— start —

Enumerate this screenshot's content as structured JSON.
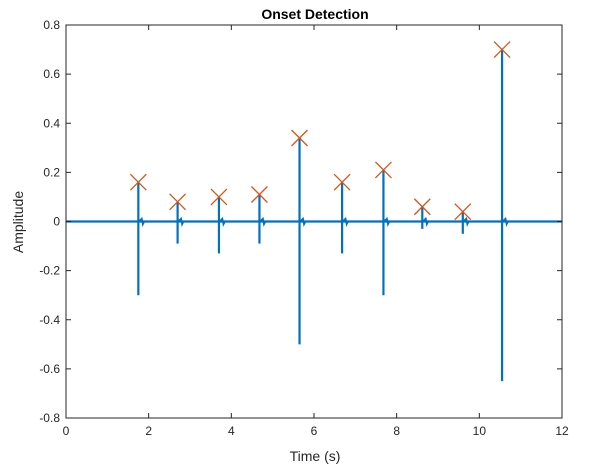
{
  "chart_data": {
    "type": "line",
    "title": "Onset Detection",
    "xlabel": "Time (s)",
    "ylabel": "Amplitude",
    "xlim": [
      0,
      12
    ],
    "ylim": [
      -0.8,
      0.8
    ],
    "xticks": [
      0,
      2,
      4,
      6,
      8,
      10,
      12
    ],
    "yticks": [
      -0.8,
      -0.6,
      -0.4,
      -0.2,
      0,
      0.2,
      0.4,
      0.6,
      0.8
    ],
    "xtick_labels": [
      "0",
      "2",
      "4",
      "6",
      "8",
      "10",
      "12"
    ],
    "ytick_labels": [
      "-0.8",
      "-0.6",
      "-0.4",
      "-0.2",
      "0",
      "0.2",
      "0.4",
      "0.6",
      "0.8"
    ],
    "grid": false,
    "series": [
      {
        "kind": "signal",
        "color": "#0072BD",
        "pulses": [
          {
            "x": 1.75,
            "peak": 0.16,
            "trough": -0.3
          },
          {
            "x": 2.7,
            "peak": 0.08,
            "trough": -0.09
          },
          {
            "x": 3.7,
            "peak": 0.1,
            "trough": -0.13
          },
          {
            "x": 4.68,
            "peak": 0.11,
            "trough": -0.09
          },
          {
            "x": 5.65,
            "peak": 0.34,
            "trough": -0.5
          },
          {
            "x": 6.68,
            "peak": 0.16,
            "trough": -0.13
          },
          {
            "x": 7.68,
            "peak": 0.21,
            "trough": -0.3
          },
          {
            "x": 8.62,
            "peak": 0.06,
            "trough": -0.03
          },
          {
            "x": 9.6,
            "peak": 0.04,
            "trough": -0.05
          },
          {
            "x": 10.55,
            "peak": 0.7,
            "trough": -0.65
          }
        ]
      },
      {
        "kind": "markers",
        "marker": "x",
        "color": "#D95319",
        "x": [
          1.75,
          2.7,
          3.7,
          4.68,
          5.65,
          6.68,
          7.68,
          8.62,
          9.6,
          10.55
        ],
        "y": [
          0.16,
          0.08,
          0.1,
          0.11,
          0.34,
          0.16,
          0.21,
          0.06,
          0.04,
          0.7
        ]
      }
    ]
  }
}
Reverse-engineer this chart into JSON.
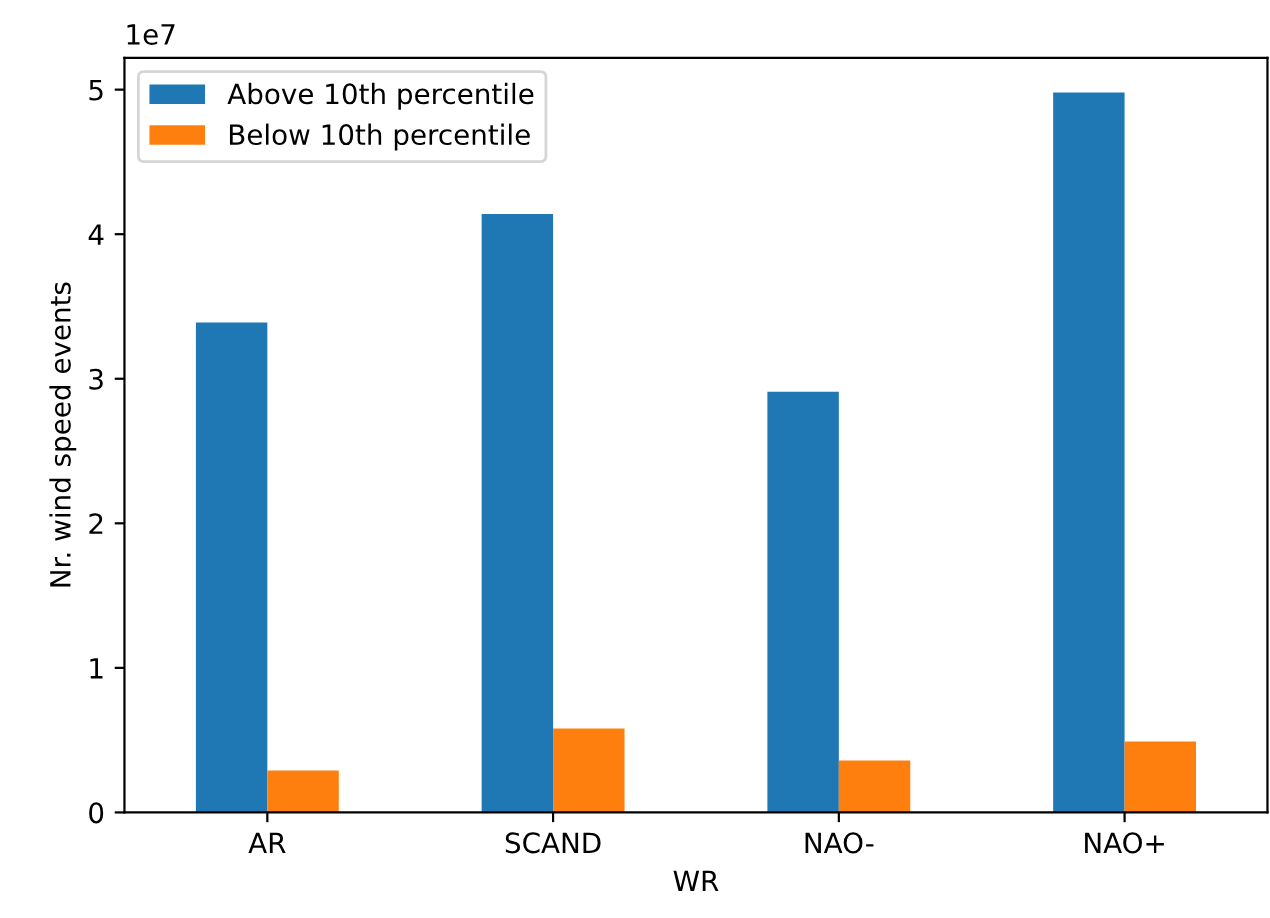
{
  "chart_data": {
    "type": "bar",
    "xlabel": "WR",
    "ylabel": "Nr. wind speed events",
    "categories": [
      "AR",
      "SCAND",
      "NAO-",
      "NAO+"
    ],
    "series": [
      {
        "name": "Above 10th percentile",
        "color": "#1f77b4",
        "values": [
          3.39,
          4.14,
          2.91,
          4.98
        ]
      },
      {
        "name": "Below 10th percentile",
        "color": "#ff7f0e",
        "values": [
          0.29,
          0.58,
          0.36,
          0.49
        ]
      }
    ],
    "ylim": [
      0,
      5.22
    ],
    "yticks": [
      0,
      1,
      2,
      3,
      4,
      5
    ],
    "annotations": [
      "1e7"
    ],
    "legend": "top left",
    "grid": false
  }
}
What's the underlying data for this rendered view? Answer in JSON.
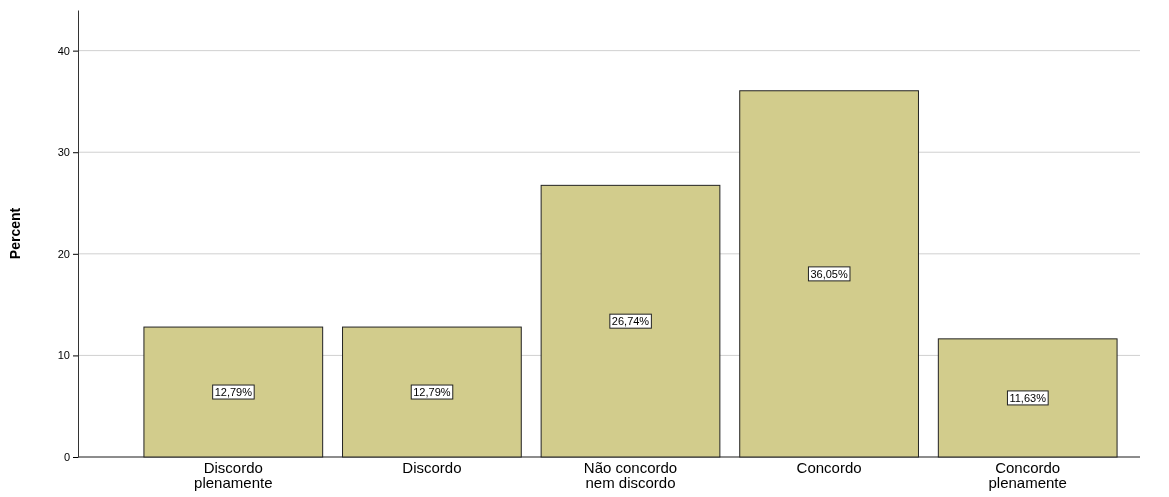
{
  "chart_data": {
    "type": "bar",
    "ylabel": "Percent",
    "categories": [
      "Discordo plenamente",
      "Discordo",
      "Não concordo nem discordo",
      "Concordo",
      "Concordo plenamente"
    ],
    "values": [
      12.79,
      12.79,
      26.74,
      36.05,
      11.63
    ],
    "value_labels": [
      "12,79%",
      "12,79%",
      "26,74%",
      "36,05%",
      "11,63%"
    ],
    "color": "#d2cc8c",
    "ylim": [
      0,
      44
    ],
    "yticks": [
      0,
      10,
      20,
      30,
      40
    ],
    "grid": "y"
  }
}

— end —

▶ **TO DO**: Copy out all the records exactly, excluding pictures.

▶ **COMPLETED EXERCISE**:
Enumerate this screenshot's content as structured JSON.
{
  "chart_data": {
    "type": "line",
    "title": "Onset Detection",
    "xlabel": "Time (s)",
    "ylabel": "Amplitude",
    "xlim": [
      0,
      12
    ],
    "ylim": [
      -0.8,
      0.8
    ],
    "xticks": [
      0,
      2,
      4,
      6,
      8,
      10,
      12
    ],
    "yticks": [
      -0.8,
      -0.6,
      -0.4,
      -0.2,
      0,
      0.2,
      0.4,
      0.6,
      0.8
    ],
    "xtick_labels": [
      "0",
      "2",
      "4",
      "6",
      "8",
      "10",
      "12"
    ],
    "ytick_labels": [
      "-0.8",
      "-0.6",
      "-0.4",
      "-0.2",
      "0",
      "0.2",
      "0.4",
      "0.6",
      "0.8"
    ],
    "grid": false,
    "series": [
      {
        "kind": "signal",
        "color": "#0072BD",
        "pulses": [
          {
            "x": 1.75,
            "peak": 0.16,
            "trough": -0.3
          },
          {
            "x": 2.7,
            "peak": 0.08,
            "trough": -0.09
          },
          {
            "x": 3.7,
            "peak": 0.1,
            "trough": -0.13
          },
          {
            "x": 4.68,
            "peak": 0.11,
            "trough": -0.09
          },
          {
            "x": 5.65,
            "peak": 0.34,
            "trough": -0.5
          },
          {
            "x": 6.68,
            "peak": 0.16,
            "trough": -0.13
          },
          {
            "x": 7.68,
            "peak": 0.21,
            "trough": -0.3
          },
          {
            "x": 8.62,
            "peak": 0.06,
            "trough": -0.03
          },
          {
            "x": 9.6,
            "peak": 0.04,
            "trough": -0.05
          },
          {
            "x": 10.55,
            "peak": 0.7,
            "trough": -0.65
          }
        ]
      },
      {
        "kind": "markers",
        "marker": "x",
        "color": "#D95319",
        "x": [
          1.75,
          2.7,
          3.7,
          4.68,
          5.65,
          6.68,
          7.68,
          8.62,
          9.6,
          10.55
        ],
        "y": [
          0.16,
          0.08,
          0.1,
          0.11,
          0.34,
          0.16,
          0.21,
          0.06,
          0.04,
          0.7
        ]
      }
    ]
  }
}
Reverse-engineer this chart into JSON.
{
  "chart_data": {
    "type": "bar",
    "xlabel": "WR",
    "ylabel": "Nr. wind speed events",
    "categories": [
      "AR",
      "SCAND",
      "NAO-",
      "NAO+"
    ],
    "series": [
      {
        "name": "Above 10th percentile",
        "color": "#1f77b4",
        "values": [
          3.39,
          4.14,
          2.91,
          4.98
        ]
      },
      {
        "name": "Below 10th percentile",
        "color": "#ff7f0e",
        "values": [
          0.29,
          0.58,
          0.36,
          0.49
        ]
      }
    ],
    "ylim": [
      0,
      5.22
    ],
    "yticks": [
      0,
      1,
      2,
      3,
      4,
      5
    ],
    "annotations": [
      "1e7"
    ],
    "legend": "top left",
    "grid": false
  }
}
What's the underlying data for this rendered view? Answer in JSON.
{
  "chart_data": {
    "type": "bar",
    "ylabel": "Percent",
    "categories": [
      "Discordo plenamente",
      "Discordo",
      "Não concordo nem discordo",
      "Concordo",
      "Concordo plenamente"
    ],
    "values": [
      12.79,
      12.79,
      26.74,
      36.05,
      11.63
    ],
    "value_labels": [
      "12,79%",
      "12,79%",
      "26,74%",
      "36,05%",
      "11,63%"
    ],
    "color": "#d2cc8c",
    "ylim": [
      0,
      44
    ],
    "yticks": [
      0,
      10,
      20,
      30,
      40
    ],
    "grid": "y"
  }
}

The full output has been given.